Problem requirements
The records below must be transcribed exactly. Do not include the pictures.
───── Task material ─────
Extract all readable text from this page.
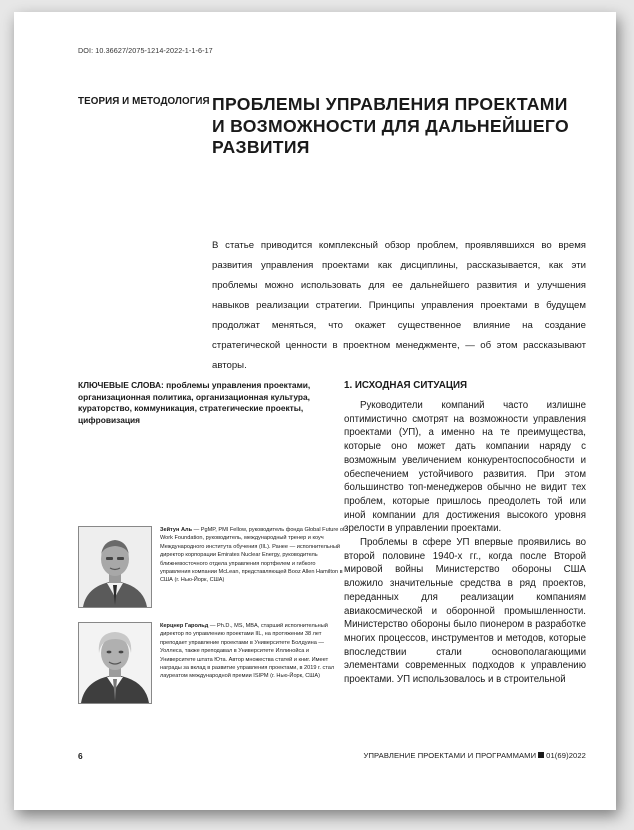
DOI: 10.36627/2075-1214-2022-1-1-6-17
ТЕОРИЯ И МЕТОДОЛОГИЯ ПРОБЛЕМЫ УПРАВЛЕНИЯ ПРОЕКТАМИ И ВОЗМОЖНОСТИ ДЛЯ ДАЛЬНЕЙШЕГО РАЗВИТИЯ
В статье приводится комплексный обзор проблем, проявлявшихся во время развития управления проектами как дисциплины, рассказывается, как эти проблемы можно использовать для ее дальнейшего развития и улучшения навыков реализации стратегии. Принципы управления проектами в будущем продолжат меняться, что окажет существенное влияние на создание стратегической ценности в проектном менеджменте, — об этом рассказывают авторы.
КЛЮЧЕВЫЕ СЛОВА: проблемы управления проектами, организационная политика, организационная культура, кураторство, коммуникация, стратегические проекты, цифровизация
Зейтун Аль — PgMP, PMI Fellow, руководитель фонда Global Future of Work Foundation, руководитель, международный тренер и коуч Международного института обучения (IIL). Ранее — исполнительный директор корпорации Emirates Nuclear Energy, руководитель ближневосточного отдела управления портфелем и гибкого управления компании McLean, представляющей Booz Allen Hamilton в США (г. Нью-Йорк, США)
Керцнер Гарольд — Ph.D., MS, MBA, старший исполнительный директор по управлению проектами IIL, на протяжении 38 лет преподает управление проектами в Университете Болдуина — Уоллеса, также преподавал в Университете Иллинойса и Университете штата Юта. Автор множества статей и книг. Имеет награды за вклад в развитие управления проектами, в 2019 г. стал лауреатом международной премии ISIPM (г. Нью-Йорк, США)
1. ИСХОДНАЯ СИТУАЦИЯ

Руководители компаний часто излишне оптимистично смотрят на возможности управления проектами (УП), а именно на те преимущества, которые оно может дать компании наряду с возможным увеличением конкурентоспособности и обеспечением устойчивого развития. При этом большинство топ-менеджеров обычно не видит тех проблем, которые пришлось преодолеть той или иной компании для достижения высокого уровня зрелости в управлении проектами.

Проблемы в сфере УП впервые проявились во второй половине 1940-х гг., когда после Второй мировой войны Министерство обороны США вложило значительные средства в ряд проектов, переданных для реализации компаниям авиакосмической и оборонной промышленности. Министерство обороны было пионером в разработке многих процессов, инструментов и методов, которые впоследствии стали основополагающими элементами современных подходов к управлению проектами. УП использовалось и в строительной

6	УПРАВЛЕНИЕ ПРОЕКТАМИ И ПРОГРАММАМИ 01(69)2022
─────
Output
Extract all readable text from this page.
DOI: 10.36627/2075-1214-2022-1-1-6-17
ТЕОРИЯ И МЕТОДОЛОГИЯ ПРОБЛЕМЫ УПРАВЛЕНИЯ ПРОЕКТАМИ И ВОЗМОЖНОСТИ ДЛЯ ДАЛЬНЕЙШЕГО РАЗВИТИЯ
В статье приводится комплексный обзор проблем, проявлявшихся во время развития управления проектами как дисциплины, рассказывается, как эти проблемы можно использовать для ее дальнейшего развития и улучшения навыков реализации стратегии. Принципы управления проектами в будущем продолжат меняться, что окажет существенное влияние на создание стратегической ценности в проектном менеджменте, — об этом рассказывают авторы.
КЛЮЧЕВЫЕ СЛОВА: проблемы управления проектами, организационная политика, организационная культура, кураторство, коммуникация, стратегические проекты, цифровизация
Зейтун Аль — PgMP, PMI Fellow, руководитель фонда Global Future of Work Foundation, руководитель, международный тренер и коуч Международного института обучения (IIL). Ранее — исполнительный директор корпорации Emirates Nuclear Energy, руководитель ближневосточного отдела управления портфелем и гибкого управления компании McLean, представляющей Booz Allen Hamilton в США (г. Нью-Йорк, США)
Керцнер Гарольд — Ph.D., MS, MBA, старший исполнительный директор по управлению проектами IIL, на протяжении 38 лет преподает управление проектами в Университете Болдуина — Уоллеса, также преподавал в Университете Иллинойса и Университете штата Юта. Автор множества статей и книг. Имеет награды за вклад в развитие управления проектами, в 2019 г. стал лауреатом международной премии ISIPM (г. Нью-Йорк, США)
1. ИСХОДНАЯ СИТУАЦИЯ

Руководители компаний часто излишне оптимистично смотрят на возможности управления проектами (УП), а именно на те преимущества, которые оно может дать компании наряду с возможным увеличением конкурентоспособности и обеспечением устойчивого развития. При этом большинство топ-менеджеров обычно не видит тех проблем, которые пришлось преодолеть той или иной компании для достижения высокого уровня зрелости в управлении проектами.

Проблемы в сфере УП впервые проявились во второй половине 1940-х гг., когда после Второй мировой войны Министерство обороны США вложило значительные средства в ряд проектов, переданных для реализации компаниям авиакосмической и оборонной промышленности. Министерство обороны было пионером в разработке многих процессов, инструментов и методов, которые впоследствии стали основополагающими элементами современных подходов к управлению проектами. УП использовалось и в строительной

6	УПРАВЛЕНИЕ ПРОЕКТАМИ И ПРОГРАММАМИ 01(69)2022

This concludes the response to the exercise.